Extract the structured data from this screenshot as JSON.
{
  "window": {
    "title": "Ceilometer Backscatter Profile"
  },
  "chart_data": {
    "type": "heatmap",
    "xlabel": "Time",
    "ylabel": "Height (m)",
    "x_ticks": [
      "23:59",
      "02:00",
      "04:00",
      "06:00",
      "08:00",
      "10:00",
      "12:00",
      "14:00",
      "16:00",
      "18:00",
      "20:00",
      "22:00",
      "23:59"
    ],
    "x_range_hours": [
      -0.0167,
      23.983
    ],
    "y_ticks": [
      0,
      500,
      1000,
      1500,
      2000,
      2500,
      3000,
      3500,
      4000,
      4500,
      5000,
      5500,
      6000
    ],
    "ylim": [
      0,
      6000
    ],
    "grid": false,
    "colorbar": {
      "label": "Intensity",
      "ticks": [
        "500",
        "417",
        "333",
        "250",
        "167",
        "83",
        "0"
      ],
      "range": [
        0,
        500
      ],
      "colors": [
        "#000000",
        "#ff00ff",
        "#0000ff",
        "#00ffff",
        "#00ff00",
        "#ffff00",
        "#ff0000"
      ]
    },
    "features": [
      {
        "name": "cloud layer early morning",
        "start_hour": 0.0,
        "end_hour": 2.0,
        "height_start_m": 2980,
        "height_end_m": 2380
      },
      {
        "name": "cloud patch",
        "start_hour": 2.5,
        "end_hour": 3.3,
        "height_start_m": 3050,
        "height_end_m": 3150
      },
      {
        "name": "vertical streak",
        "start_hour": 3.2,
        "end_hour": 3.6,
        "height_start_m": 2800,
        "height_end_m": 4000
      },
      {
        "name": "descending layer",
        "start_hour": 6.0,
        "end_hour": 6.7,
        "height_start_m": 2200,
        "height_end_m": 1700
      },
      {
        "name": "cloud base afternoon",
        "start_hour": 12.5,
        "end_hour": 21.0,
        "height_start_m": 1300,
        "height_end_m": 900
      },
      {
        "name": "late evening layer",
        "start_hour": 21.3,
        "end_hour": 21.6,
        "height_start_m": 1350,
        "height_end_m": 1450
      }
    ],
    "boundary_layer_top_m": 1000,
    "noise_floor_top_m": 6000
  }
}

====================

What is needed: Restate every record exactly, leaving nothing out.

Answer to this problem:
Extract the structured data from this screenshot as JSON.
{
  "window": {
    "title": "Ceilometer Backscatter Profile"
  },
  "chart_data": {
    "type": "heatmap",
    "xlabel": "Time",
    "ylabel": "Height (m)",
    "x_ticks": [
      "23:59",
      "02:00",
      "04:00",
      "06:00",
      "08:00",
      "10:00",
      "12:00",
      "14:00",
      "16:00",
      "18:00",
      "20:00",
      "22:00",
      "23:59"
    ],
    "x_range_hours": [
      -0.0167,
      23.983
    ],
    "y_ticks": [
      0,
      500,
      1000,
      1500,
      2000,
      2500,
      3000,
      3500,
      4000,
      4500,
      5000,
      5500,
      6000
    ],
    "ylim": [
      0,
      6000
    ],
    "grid": false,
    "colorbar": {
      "label": "Intensity",
      "ticks": [
        "500",
        "417",
        "333",
        "250",
        "167",
        "83",
        "0"
      ],
      "range": [
        0,
        500
      ],
      "colors": [
        "#000000",
        "#ff00ff",
        "#0000ff",
        "#00ffff",
        "#00ff00",
        "#ffff00",
        "#ff0000"
      ]
    },
    "features": [
      {
        "name": "cloud layer early morning",
        "start_hour": 0.0,
        "end_hour": 2.0,
        "height_start_m": 2980,
        "height_end_m": 2380
      },
      {
        "name": "cloud patch",
        "start_hour": 2.5,
        "end_hour": 3.3,
        "height_start_m": 3050,
        "height_end_m": 3150
      },
      {
        "name": "vertical streak",
        "start_hour": 3.2,
        "end_hour": 3.6,
        "height_start_m": 2800,
        "height_end_m": 4000
      },
      {
        "name": "descending layer",
        "start_hour": 6.0,
        "end_hour": 6.7,
        "height_start_m": 2200,
        "height_end_m": 1700
      },
      {
        "name": "cloud base afternoon",
        "start_hour": 12.5,
        "end_hour": 21.0,
        "height_start_m": 1300,
        "height_end_m": 900
      },
      {
        "name": "late evening layer",
        "start_hour": 21.3,
        "end_hour": 21.6,
        "height_start_m": 1350,
        "height_end_m": 1450
      }
    ],
    "boundary_layer_top_m": 1000,
    "noise_floor_top_m": 6000
  }
}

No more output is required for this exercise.